» **What the task requires**
Produce a verbatim copy of the entries listed below.

» **The input**
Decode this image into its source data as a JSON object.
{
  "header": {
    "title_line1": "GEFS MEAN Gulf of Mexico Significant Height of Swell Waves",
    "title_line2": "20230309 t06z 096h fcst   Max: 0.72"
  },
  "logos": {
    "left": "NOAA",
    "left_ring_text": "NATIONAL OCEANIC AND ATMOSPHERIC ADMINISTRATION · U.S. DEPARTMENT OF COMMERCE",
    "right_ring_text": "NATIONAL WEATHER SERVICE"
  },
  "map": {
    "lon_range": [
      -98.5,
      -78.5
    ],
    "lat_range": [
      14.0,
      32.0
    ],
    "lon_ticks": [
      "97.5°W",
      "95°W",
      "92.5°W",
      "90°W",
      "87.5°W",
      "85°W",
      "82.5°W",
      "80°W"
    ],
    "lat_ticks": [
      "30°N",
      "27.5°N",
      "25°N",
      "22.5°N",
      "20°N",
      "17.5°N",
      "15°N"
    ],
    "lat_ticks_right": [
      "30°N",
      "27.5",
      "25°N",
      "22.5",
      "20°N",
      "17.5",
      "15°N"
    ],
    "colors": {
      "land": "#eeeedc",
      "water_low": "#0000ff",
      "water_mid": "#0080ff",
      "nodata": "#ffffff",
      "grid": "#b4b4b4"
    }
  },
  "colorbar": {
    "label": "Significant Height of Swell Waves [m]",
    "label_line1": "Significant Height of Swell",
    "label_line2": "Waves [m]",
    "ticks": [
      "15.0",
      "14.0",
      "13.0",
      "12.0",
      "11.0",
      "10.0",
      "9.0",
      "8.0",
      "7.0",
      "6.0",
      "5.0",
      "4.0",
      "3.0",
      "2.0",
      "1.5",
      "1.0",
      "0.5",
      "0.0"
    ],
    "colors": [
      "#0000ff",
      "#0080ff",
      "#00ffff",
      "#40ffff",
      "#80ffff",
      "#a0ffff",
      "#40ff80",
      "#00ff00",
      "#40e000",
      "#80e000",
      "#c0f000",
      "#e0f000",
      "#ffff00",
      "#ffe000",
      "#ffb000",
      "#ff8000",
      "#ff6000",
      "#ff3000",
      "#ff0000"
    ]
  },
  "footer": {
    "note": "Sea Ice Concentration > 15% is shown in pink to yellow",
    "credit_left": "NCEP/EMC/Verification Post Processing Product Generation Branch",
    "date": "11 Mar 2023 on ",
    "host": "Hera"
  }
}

» **Task answer**
Decode this image into its source data as a JSON object.
{
  "header": {
    "title_line1": "GEFS MEAN Gulf of Mexico Significant Height of Swell Waves",
    "title_line2": "20230309 t06z 096h fcst   Max: 0.72"
  },
  "logos": {
    "left": "NOAA",
    "left_ring_text": "NATIONAL OCEANIC AND ATMOSPHERIC ADMINISTRATION · U.S. DEPARTMENT OF COMMERCE",
    "right_ring_text": "NATIONAL WEATHER SERVICE"
  },
  "map": {
    "lon_range": [
      -98.5,
      -78.5
    ],
    "lat_range": [
      14.0,
      32.0
    ],
    "lon_ticks": [
      "97.5°W",
      "95°W",
      "92.5°W",
      "90°W",
      "87.5°W",
      "85°W",
      "82.5°W",
      "80°W"
    ],
    "lat_ticks": [
      "30°N",
      "27.5°N",
      "25°N",
      "22.5°N",
      "20°N",
      "17.5°N",
      "15°N"
    ],
    "lat_ticks_right": [
      "30°N",
      "27.5",
      "25°N",
      "22.5",
      "20°N",
      "17.5",
      "15°N"
    ],
    "colors": {
      "land": "#eeeedc",
      "water_low": "#0000ff",
      "water_mid": "#0080ff",
      "nodata": "#ffffff",
      "grid": "#b4b4b4"
    }
  },
  "colorbar": {
    "label": "Significant Height of Swell Waves [m]",
    "label_line1": "Significant Height of Swell",
    "label_line2": "Waves [m]",
    "ticks": [
      "15.0",
      "14.0",
      "13.0",
      "12.0",
      "11.0",
      "10.0",
      "9.0",
      "8.0",
      "7.0",
      "6.0",
      "5.0",
      "4.0",
      "3.0",
      "2.0",
      "1.5",
      "1.0",
      "0.5",
      "0.0"
    ],
    "colors": [
      "#0000ff",
      "#0080ff",
      "#00ffff",
      "#40ffff",
      "#80ffff",
      "#a0ffff",
      "#40ff80",
      "#00ff00",
      "#40e000",
      "#80e000",
      "#c0f000",
      "#e0f000",
      "#ffff00",
      "#ffe000",
      "#ffb000",
      "#ff8000",
      "#ff6000",
      "#ff3000",
      "#ff0000"
    ]
  },
  "footer": {
    "note": "Sea Ice Concentration > 15% is shown in pink to yellow",
    "credit_left": "NCEP/EMC/Verification Post Processing Product Generation Branch",
    "date": "11 Mar 2023 on ",
    "host": "Hera"
  }
}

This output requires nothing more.